§ **TEXT BLOCK**:
Before we can start coding, we need to import the necessary namespaces in our .NET project. This will give us access to the classes and methods required to manipulate PDF files using Aspose.PDF.

using System;
using System.IO;
using Aspose.Pdf.Annotations;
using Aspose.Pdf;

These namespaces are essential for working with PDF documents, handling text, and adding annotations like strikeouts.

In this section, we’ll break down the process of striking out words in a PDF document into simple, manageable steps. Each step will be accompanied by a detailed explanation to ensure you understand how everything works.

Step 1: Load the PDF Document

The first step is to load the PDF document that you want to edit. This document will be the one where you’ll be striking out specific words or phrases.

// The path to the documents directory.

§ **DATASET ROWS**:

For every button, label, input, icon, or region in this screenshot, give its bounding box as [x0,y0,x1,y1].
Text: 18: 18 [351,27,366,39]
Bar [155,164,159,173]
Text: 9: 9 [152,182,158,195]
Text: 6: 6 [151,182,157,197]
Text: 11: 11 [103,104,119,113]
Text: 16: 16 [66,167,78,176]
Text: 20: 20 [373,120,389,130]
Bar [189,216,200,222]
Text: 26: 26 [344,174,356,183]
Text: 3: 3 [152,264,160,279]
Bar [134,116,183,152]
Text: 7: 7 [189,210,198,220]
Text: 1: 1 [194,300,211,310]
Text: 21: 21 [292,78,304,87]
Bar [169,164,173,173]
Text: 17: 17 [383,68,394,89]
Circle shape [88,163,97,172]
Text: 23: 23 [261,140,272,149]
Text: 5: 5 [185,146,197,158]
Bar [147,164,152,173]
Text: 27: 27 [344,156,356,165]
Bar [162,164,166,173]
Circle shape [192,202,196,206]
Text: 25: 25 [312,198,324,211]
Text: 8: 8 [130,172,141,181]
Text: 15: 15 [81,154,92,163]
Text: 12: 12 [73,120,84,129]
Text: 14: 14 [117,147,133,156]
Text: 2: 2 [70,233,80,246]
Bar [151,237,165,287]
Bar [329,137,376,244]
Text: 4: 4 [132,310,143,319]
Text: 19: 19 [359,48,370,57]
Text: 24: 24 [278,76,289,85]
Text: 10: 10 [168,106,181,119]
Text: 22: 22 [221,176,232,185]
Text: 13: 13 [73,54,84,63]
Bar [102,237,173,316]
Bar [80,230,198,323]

§ **EXERCISE REQUIREMENTS**:
1. Set down every line of the records in Block 1, the instruction line and the bounding-box entries, character for character.
2. Take the Aspose.PDF strikeout tutorial further, picking up after its final line.

§ **ANSWERS TO THE EXERCISES**:
1.
For every button, label, input, icon, or region in this screenshot, give its bounding box as [x0,y0,x1,y1].
Text: 18: 18 [351,27,366,39]
Bar [155,164,159,173]
Text: 9: 9 [152,182,158,195]
Text: 6: 6 [151,182,157,197]
Text: 11: 11 [103,104,119,113]
Text: 16: 16 [66,167,78,176]
Text: 20: 20 [373,120,389,130]
Bar [189,216,200,222]
Text: 26: 26 [344,174,356,183]
Text: 3: 3 [152,264,160,279]
Bar [134,116,183,152]
Text: 7: 7 [189,210,198,220]
Text: 1: 1 [194,300,211,310]
Text: 21: 21 [292,78,304,87]
Bar [169,164,173,173]
Text: 17: 17 [383,68,394,89]
Circle shape [88,163,97,172]
Text: 23: 23 [261,140,272,149]
Text: 5: 5 [185,146,197,158]
Bar [147,164,152,173]
Text: 27: 27 [344,156,356,165]
Bar [162,164,166,173]
Circle shape [192,202,196,206]
Text: 25: 25 [312,198,324,211]
Text: 8: 8 [130,172,141,181]
Text: 15: 15 [81,154,92,163]
Text: 12: 12 [73,120,84,129]
Text: 14: 14 [117,147,133,156]
Text: 2: 2 [70,233,80,246]
Bar [151,237,165,287]
Bar [329,137,376,244]
Text: 4: 4 [132,310,143,319]
Text: 19: 19 [359,48,370,57]
Text: 24: 24 [278,76,289,85]
Text: 10: 10 [168,106,181,119]
Text: 22: 22 [221,176,232,185]
Text: 13: 13 [73,54,84,63]
Bar [102,237,173,316]
Bar [80,230,198,323]

2.
string dataDir = "YOUR DOCUMENT DIRECTORY";

// Open the PDF document
Document document = new Document(dataDir + "input.pdf");
  • dataDir: This variable holds the path to your document directory. Replace "YOUR DOCUMENT DIRECTORY" with the actual path where your PDF file is located.
  • Document: The Document class represents a PDF document. By passing the file path to its constructor, we open the PDF file for processing.

Step 2: Create a TextFragment Absorber to Find Specific Text

Next, we’ll create an instance of TextFragmentAbsorber to search for a specific text fragment in the PDF document. This allows us to locate the text we want to strike out.

// Create TextFragment Absorber instance to search for a specific text fragment
Aspose.Pdf.Text.TextFragmentAbsorber textFragmentAbsorber = new Aspose.Pdf.Text.TextFragmentAbsorber("Estoque");
  • TextFragmentAbsorber: This class is used to find and work with specific text fragments within the PDF document. In this example, we’re searching for the word “Estoque”. Replace “Estoque” with the word or phrase you want to find in your document.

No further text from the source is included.